** START OF Raw data **
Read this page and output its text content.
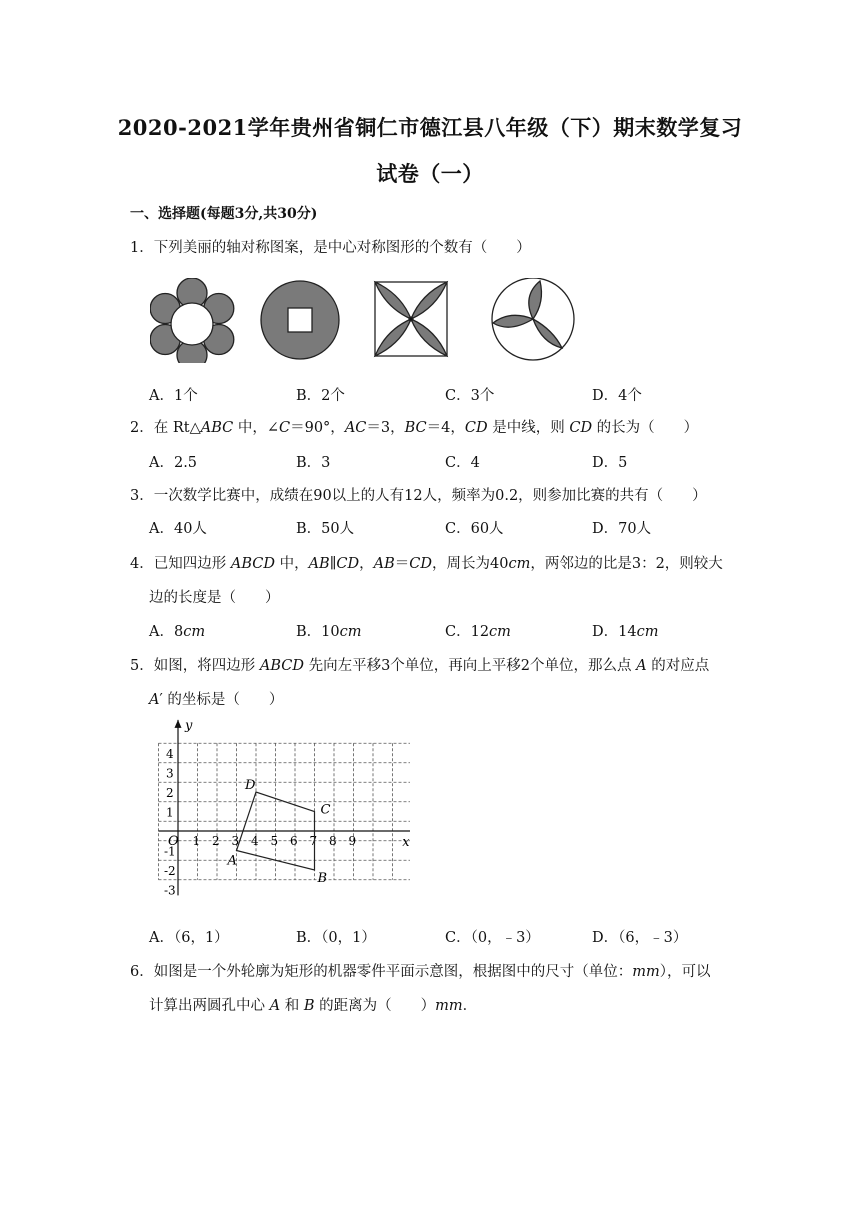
2020-2021学年贵州省铜仁市德江县八年级（下）期末数学复习
试卷（一）
一、选择题(每题3分,共30分)
1．下列美丽的轴对称图案，是中心对称图形的个数有（　　）
A．1个	B．2个	C．3个	D．4个
2．在 Rt△ABC 中，∠C＝90°，AC＝3，BC＝4，CD 是中线，则 CD 的长为（　　）
A．2.5	B．3	C．4	D．5
3．一次数学比赛中，成绩在90以上的人有12人，频率为0.2，则参加比赛的共有（　　）
A．40人	B．50人	C．60人	D．70人
4．已知四边形 ABCD 中，AB∥CD，AB＝CD，周长为40cm，两邻边的比是3：2，则较大
边的长度是（　　）
A．8cm	B．10cm	C．12cm	D．14cm
5．如图，将四边形 ABCD 先向左平移3个单位，再向上平移2个单位，那么点 A 的对应点
A′ 的坐标是（　　）
1 2 3 4 5 6 7 8 9
4
3
2
1
-1
-2
-3
A
B
C
D
y
x
O
A．（6，1）	B．（0，1）	C．（0，﹣3）	D．（6，﹣3）
6．如图是一个外轮廓为矩形的机器零件平面示意图，根据图中的尺寸（单位：mm），可以
计算出两圆孔中心 A 和 B 的距离为（　　）mm．
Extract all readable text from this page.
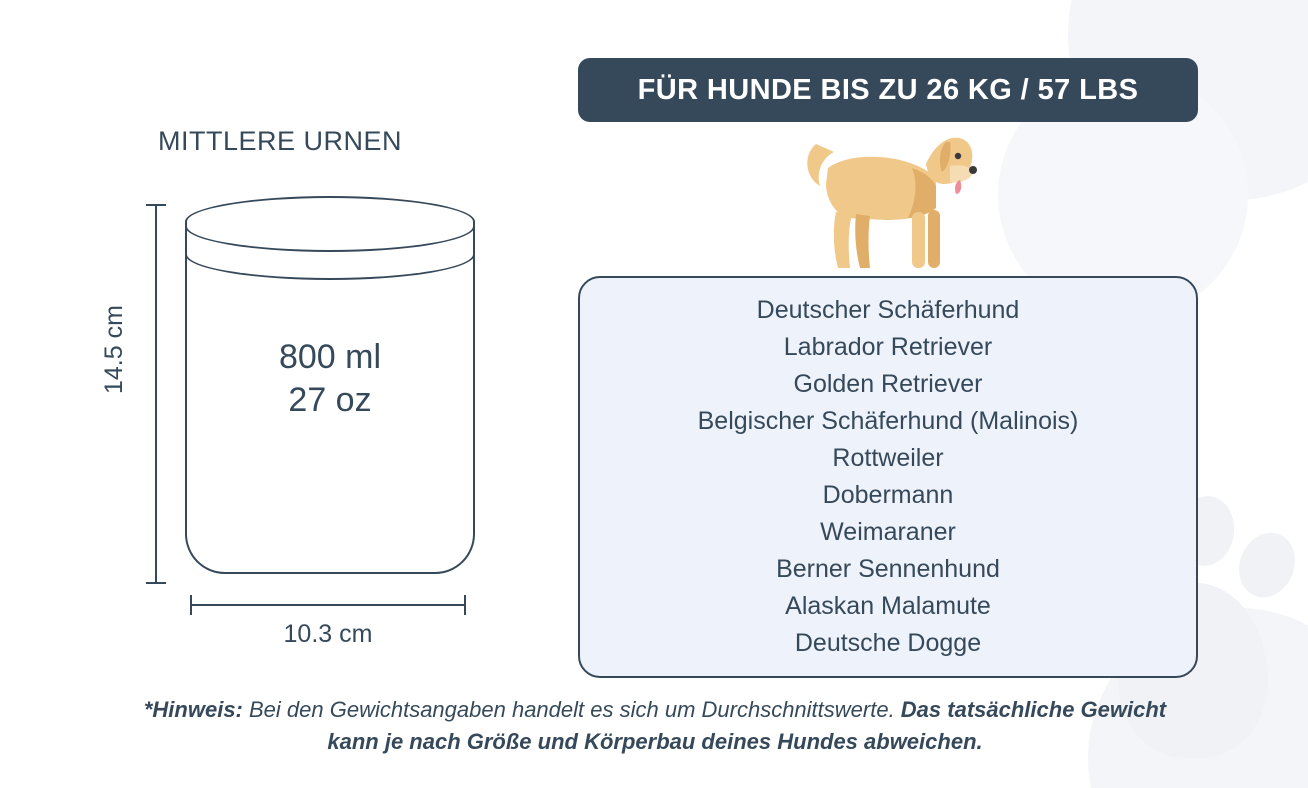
MITTLERE URNEN
14.5 cm	800 ml
27 oz
10.3 cm
FÜR HUNDE BIS ZU 26 KG / 57 LBS
Deutscher Schäferhund
Labrador Retriever
Golden Retriever
Belgischer Schäferhund (Malinois)
Rottweiler
Dobermann
Weimaraner
Berner Sennenhund
Alaskan Malamute
Deutsche Dogge
*Hinweis: Bei den Gewichtsangaben handelt es sich um Durchschnittswerte. Das tatsächliche Gewicht kann je nach Größe und Körperbau deines Hundes abweichen.
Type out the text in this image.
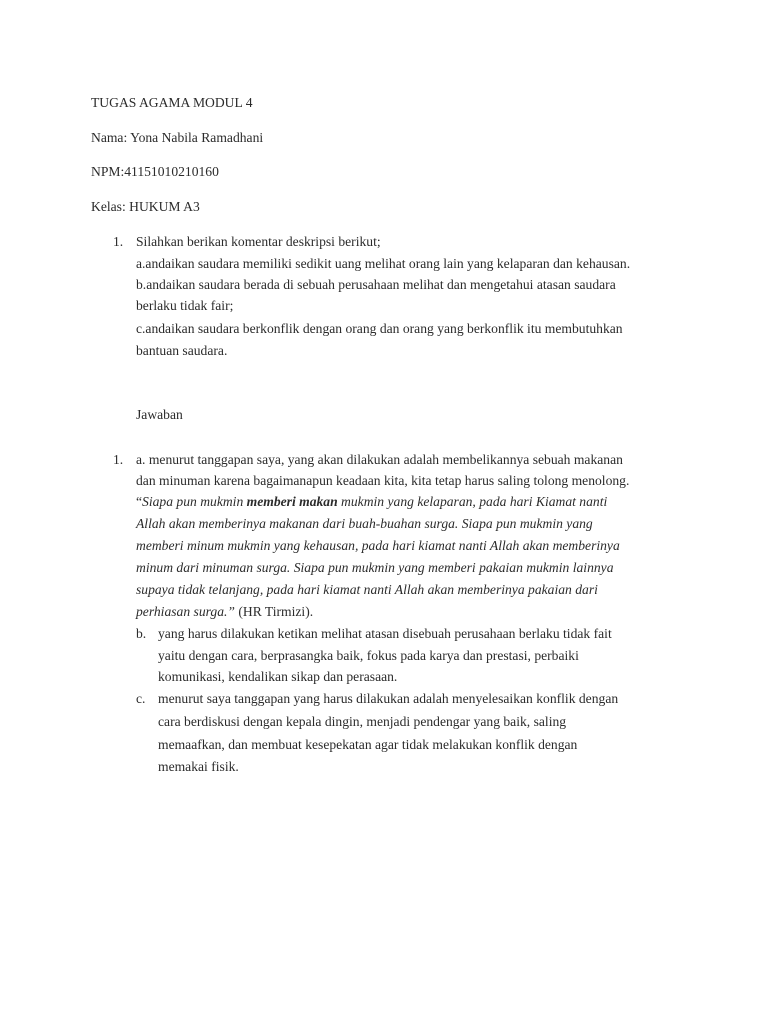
TUGAS AGAMA MODUL 4
Nama: Yona Nabila Ramadhani
NPM:41151010210160
Kelas: HUKUM A3
1. Silahkan berikan komentar deskripsi berikut;
a.andaikan saudara memiliki sedikit uang melihat orang lain yang kelaparan dan kehausan.
b.andaikan saudara berada di sebuah perusahaan melihat dan mengetahui atasan saudara
berlaku tidak fair;
c.andaikan saudara berkonflik dengan orang dan orang yang berkonflik itu membutuhkan
bantuan saudara.
Jawaban
1. a. menurut tanggapan saya, yang akan dilakukan adalah membelikannya sebuah makanan
dan minuman karena bagaimanapun keadaan kita, kita tetap harus saling tolong menolong.
“Siapa pun mukmin memberi makan mukmin yang kelaparan, pada hari Kiamat nanti
Allah akan memberinya makanan dari buah-buahan surga. Siapa pun mukmin yang
memberi minum mukmin yang kehausan, pada hari kiamat nanti Allah akan memberinya
minum dari minuman surga. Siapa pun mukmin yang memberi pakaian mukmin lainnya
supaya tidak telanjang, pada hari kiamat nanti Allah akan memberinya pakaian dari
perhiasan surga.” (HR Tirmizi).
b. yang harus dilakukan ketikan melihat atasan disebuah perusahaan berlaku tidak fait
yaitu dengan cara, berprasangka baik, fokus pada karya dan prestasi, perbaiki
komunikasi, kendalikan sikap dan perasaan.
c. menurut saya tanggapan yang harus dilakukan adalah menyelesaikan konflik dengan
cara berdiskusi dengan kepala dingin, menjadi pendengar yang baik, saling
memaafkan, dan membuat kesepekatan agar tidak melakukan konflik dengan
memakai fisik.
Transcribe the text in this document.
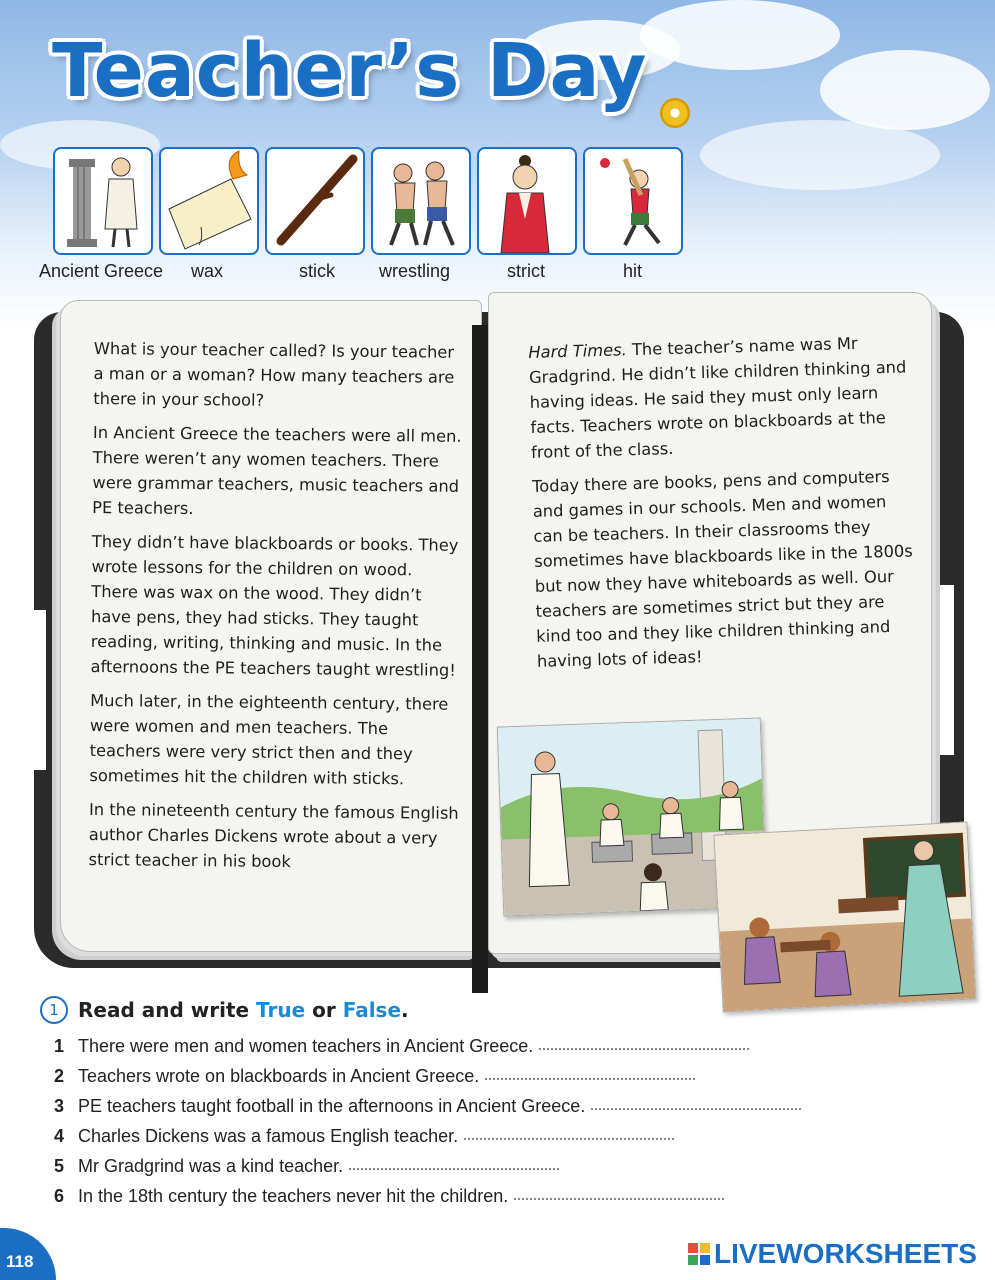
Teacher’s Day
Ancient Greece wax	stick wrestling	strict	hit

What is your teacher called? Is your teacher a man or a woman? How many teachers are there in your school?

In Ancient Greece the teachers were all men. There weren’t any women teachers. There were grammar teachers, music teachers and PE teachers.

They didn’t have blackboards or books. They wrote lessons for the children on wood. There was wax on the wood. They didn’t have pens, they had sticks. They taught reading, writing, thinking and music. In the afternoons the PE teachers taught wrestling!

Much later, in the eighteenth century, there were women and men teachers. The teachers were very strict then and they sometimes hit the children with sticks.

In the nineteenth century the famous English author Charles Dickens wrote about a very strict teacher in his book

Hard Times. The teacher’s name was Mr Gradgrind. He didn’t like children thinking and having ideas. He said they must only learn facts. Teachers wrote on blackboards at the front of the class.

Today there are books, pens and computers and games in our schools. Men and women can be teachers. In their classrooms they sometimes have blackboards like in the 1800s but now they have whiteboards as well. Our teachers are sometimes strict but they are kind too and they like children thinking and having lots of ideas!

1 Read and write
True
or
False .
1 There were men and women teachers in Ancient Greece.
2 Teachers wrote on blackboards in Ancient Greece.
3 PE teachers taught football in the afternoons in Ancient Greece.
4 Charles Dickens was a famous English teacher.
5 Mr Gradgrind was a kind teacher.
6 In the 18th century the teachers never hit the children.
118	LIVEWORKSHEETS
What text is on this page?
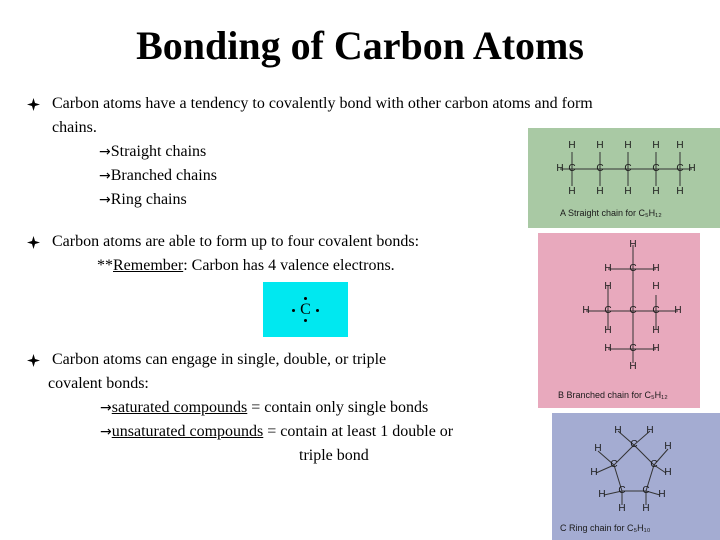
Bonding of Carbon Atoms
Carbon atoms have a tendency to covalently bond with other carbon atoms and form
chains.
→Straight chains
→Branched chains
→Ring chains
Carbon atoms are able to form up to four covalent bonds:
**Remember: Carbon has 4 valence electrons.
C
Carbon atoms can engage in single, double, or triple
covalent bonds:
→saturated compounds = contain only single bonds
→unsaturated compounds = contain at least 1 double or
triple bond
H H H H H
H C C C C C H
H H H H H
A Straight chain for C₅H₁₂
H
H C H
H	H
H C C C H
H	H
H C H
H
B Branched chain for C₅H₁₂
H H
H	H
C
C	C
H	H
C C
H	H
H H
C Ring chain for C₅H₁₀
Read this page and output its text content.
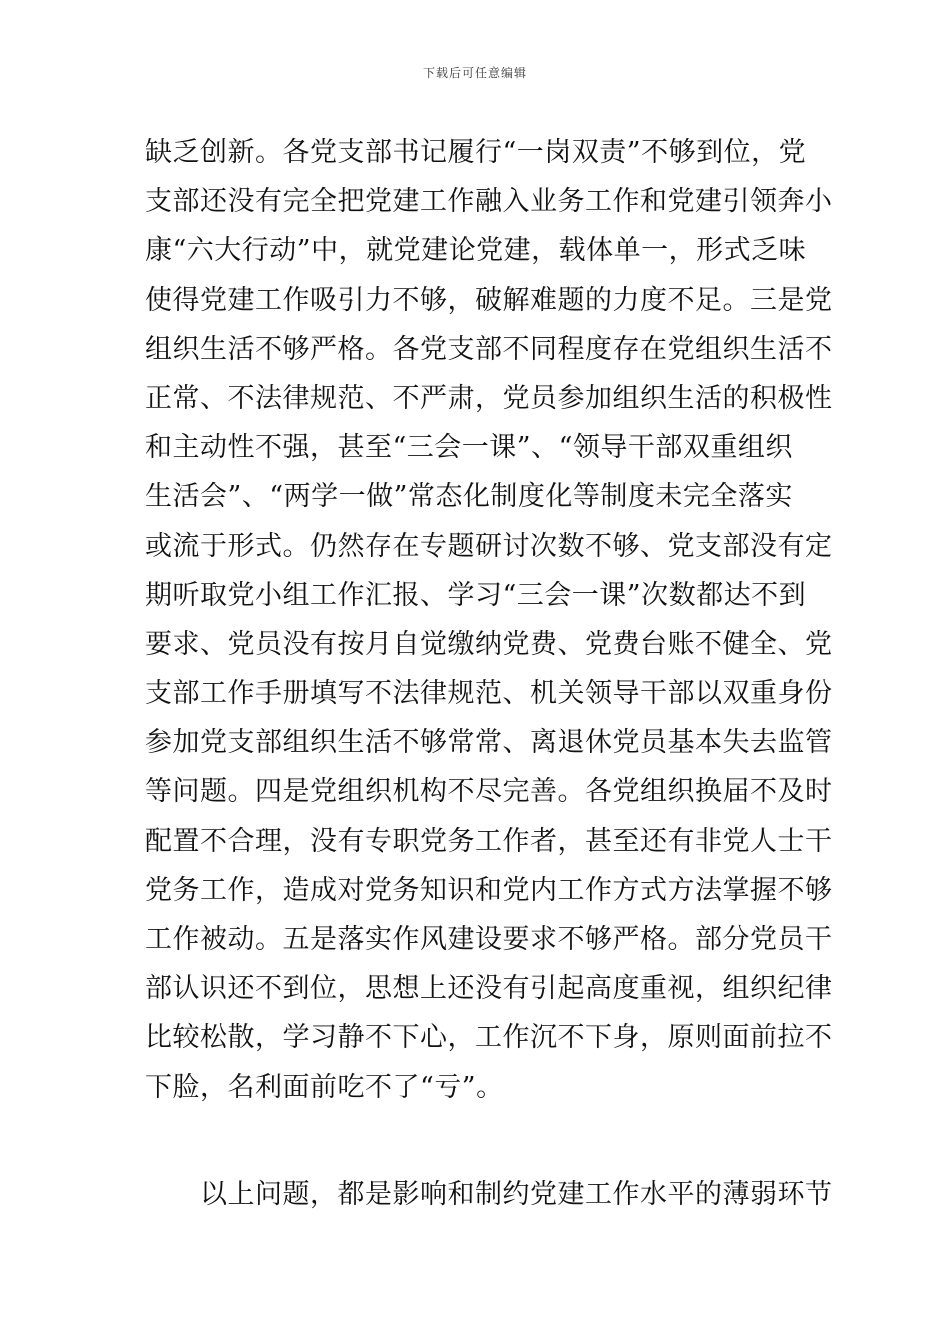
下载后可任意编辑
缺乏创新。各党支部书记履行“一岗双责”不够到位，党
支部还没有完全把党建工作融入业务工作和党建引领奔小
康“六大行动”中，就党建论党建，载体单一，形式乏味
使得党建工作吸引力不够，破解难题的力度不足。三是党
组织生活不够严格。各党支部不同程度存在党组织生活不
正常、不法律规范、不严肃，党员参加组织生活的积极性
和主动性不强，甚至“三会一课”、“领导干部双重组织
生活会”、“两学一做”常态化制度化等制度未完全落实
或流于形式。仍然存在专题研讨次数不够、党支部没有定
期听取党小组工作汇报、学习“三会一课”次数都达不到
要求、党员没有按月自觉缴纳党费、党费台账不健全、党
支部工作手册填写不法律规范、机关领导干部以双重身份
参加党支部组织生活不够常常、离退休党员基本失去监管
等问题。四是党组织机构不尽完善。各党组织换届不及时
配置不合理，没有专职党务工作者，甚至还有非党人士干
党务工作，造成对党务知识和党内工作方式方法掌握不够
工作被动。五是落实作风建设要求不够严格。部分党员干
部认识还不到位，思想上还没有引起高度重视，组织纪律
比较松散，学习静不下心，工作沉不下身，原则面前拉不
下脸，名利面前吃不了“亏”。
以上问题，都是影响和制约党建工作水平的薄弱环节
** END OF Raw data **
Check every line for "saling" and show the ones that have it.

## Written reply
dan minuman karena bagaimanapun keadaan kita, kita tetap harus saling tolong menolong.
cara berdiskusi dengan kepala dingin, menjadi pendengar yang baik, saling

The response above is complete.